Provided material

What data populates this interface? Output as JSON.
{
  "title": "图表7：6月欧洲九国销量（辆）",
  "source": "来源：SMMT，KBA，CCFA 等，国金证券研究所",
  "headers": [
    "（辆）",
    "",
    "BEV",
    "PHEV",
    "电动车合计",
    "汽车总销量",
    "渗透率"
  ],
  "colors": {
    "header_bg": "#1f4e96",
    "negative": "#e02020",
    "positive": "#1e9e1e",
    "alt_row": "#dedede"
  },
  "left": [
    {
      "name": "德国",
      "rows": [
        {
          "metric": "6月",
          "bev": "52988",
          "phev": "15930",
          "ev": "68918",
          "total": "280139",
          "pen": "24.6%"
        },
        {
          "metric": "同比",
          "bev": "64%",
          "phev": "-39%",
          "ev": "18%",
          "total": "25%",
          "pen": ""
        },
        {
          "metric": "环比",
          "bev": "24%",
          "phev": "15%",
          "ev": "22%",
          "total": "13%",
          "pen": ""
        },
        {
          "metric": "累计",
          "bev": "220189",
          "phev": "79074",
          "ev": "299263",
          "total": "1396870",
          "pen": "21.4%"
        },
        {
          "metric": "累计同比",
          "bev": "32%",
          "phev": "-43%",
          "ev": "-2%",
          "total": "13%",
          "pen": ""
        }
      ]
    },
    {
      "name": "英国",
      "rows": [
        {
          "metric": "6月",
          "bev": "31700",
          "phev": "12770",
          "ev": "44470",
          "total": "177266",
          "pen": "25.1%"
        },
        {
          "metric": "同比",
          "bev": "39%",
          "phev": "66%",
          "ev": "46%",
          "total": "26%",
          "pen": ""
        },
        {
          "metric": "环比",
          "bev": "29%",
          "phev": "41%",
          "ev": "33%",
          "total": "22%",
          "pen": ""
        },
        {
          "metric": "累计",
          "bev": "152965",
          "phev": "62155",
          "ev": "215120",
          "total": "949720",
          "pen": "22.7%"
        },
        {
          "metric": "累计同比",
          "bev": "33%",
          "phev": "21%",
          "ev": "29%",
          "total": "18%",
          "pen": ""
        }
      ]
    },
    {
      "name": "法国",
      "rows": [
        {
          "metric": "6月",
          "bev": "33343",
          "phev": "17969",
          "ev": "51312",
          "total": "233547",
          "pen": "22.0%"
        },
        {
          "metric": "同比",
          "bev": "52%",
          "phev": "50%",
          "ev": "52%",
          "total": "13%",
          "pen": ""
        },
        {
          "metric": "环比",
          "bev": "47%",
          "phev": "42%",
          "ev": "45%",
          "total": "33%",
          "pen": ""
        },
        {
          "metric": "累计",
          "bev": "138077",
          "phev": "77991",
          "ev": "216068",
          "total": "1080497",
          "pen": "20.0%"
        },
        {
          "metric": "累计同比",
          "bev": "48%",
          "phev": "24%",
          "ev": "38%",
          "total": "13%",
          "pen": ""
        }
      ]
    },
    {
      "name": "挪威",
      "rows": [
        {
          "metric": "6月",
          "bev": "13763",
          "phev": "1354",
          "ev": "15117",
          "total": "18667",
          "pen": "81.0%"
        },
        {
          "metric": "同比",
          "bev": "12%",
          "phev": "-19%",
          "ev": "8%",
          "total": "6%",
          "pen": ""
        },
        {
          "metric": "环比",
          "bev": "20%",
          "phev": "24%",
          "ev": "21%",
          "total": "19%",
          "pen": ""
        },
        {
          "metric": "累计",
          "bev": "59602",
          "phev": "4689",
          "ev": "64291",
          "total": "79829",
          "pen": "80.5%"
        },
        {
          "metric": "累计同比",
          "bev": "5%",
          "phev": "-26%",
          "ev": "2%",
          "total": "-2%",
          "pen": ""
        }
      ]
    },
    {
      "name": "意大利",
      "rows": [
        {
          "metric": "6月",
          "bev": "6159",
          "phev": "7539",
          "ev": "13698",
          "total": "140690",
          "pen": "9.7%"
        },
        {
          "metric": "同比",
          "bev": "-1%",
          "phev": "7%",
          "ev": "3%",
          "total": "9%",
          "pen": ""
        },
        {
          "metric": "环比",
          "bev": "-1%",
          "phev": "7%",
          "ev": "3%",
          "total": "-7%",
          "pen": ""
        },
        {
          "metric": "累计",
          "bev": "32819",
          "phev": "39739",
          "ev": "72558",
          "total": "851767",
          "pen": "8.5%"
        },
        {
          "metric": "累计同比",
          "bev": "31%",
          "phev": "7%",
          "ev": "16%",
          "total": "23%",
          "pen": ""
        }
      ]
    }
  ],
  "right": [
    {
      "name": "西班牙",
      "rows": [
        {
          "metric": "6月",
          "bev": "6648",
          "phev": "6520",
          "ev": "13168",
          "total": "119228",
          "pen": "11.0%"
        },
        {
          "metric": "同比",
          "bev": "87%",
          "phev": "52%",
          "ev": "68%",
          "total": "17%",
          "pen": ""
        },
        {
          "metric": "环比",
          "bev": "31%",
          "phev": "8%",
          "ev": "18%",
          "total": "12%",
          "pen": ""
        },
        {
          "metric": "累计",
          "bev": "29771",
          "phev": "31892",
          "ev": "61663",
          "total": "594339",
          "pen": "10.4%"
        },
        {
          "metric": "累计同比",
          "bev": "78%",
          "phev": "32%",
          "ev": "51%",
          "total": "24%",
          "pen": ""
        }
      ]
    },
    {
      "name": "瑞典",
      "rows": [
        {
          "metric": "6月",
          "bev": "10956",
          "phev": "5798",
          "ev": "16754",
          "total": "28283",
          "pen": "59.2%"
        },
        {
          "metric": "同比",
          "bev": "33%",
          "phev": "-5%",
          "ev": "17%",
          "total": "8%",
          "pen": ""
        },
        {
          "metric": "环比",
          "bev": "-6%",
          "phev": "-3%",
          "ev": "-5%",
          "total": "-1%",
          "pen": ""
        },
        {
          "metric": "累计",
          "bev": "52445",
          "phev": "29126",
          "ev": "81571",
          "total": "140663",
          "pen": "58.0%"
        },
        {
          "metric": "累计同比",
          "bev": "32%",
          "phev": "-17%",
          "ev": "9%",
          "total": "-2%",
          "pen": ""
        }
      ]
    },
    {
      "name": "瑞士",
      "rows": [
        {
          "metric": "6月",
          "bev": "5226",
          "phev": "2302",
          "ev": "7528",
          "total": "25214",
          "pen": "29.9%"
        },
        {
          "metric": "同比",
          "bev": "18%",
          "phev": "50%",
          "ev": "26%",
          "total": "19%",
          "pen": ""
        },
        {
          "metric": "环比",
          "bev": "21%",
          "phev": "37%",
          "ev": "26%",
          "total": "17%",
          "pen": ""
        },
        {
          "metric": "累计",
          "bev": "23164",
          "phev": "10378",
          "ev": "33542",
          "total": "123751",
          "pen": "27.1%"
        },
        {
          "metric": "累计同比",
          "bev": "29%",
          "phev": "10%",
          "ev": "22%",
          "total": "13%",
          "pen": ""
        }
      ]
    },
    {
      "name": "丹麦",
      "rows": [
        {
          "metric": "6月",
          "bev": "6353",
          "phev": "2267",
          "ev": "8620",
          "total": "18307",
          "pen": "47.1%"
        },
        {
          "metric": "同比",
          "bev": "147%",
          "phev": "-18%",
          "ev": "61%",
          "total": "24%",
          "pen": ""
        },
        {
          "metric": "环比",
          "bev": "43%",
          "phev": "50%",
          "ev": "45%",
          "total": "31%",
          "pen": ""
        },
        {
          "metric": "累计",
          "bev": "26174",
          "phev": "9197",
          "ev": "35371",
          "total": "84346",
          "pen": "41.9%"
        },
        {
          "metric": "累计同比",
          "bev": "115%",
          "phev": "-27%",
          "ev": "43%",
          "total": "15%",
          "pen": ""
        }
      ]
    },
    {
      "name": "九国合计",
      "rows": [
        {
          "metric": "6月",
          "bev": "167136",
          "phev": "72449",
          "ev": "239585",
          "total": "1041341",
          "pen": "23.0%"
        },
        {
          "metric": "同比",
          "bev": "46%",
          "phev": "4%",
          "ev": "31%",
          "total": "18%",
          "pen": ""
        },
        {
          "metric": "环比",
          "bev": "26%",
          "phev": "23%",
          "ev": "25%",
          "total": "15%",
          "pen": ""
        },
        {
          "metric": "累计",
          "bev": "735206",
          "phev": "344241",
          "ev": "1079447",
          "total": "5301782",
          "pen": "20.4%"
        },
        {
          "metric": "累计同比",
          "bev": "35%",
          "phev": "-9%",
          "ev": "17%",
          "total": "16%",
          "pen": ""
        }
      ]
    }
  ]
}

Requirements
Read the entries and pick out all lines that include the word "name".

Exercise response
      "name": "德国",
      "name": "英国",
      "name": "法国",
      "name": "挪威",
      "name": "意大利",
      "name": "西班牙",
      "name": "瑞典",
      "name": "瑞士",
      "name": "丹麦",
      "name": "九国合计",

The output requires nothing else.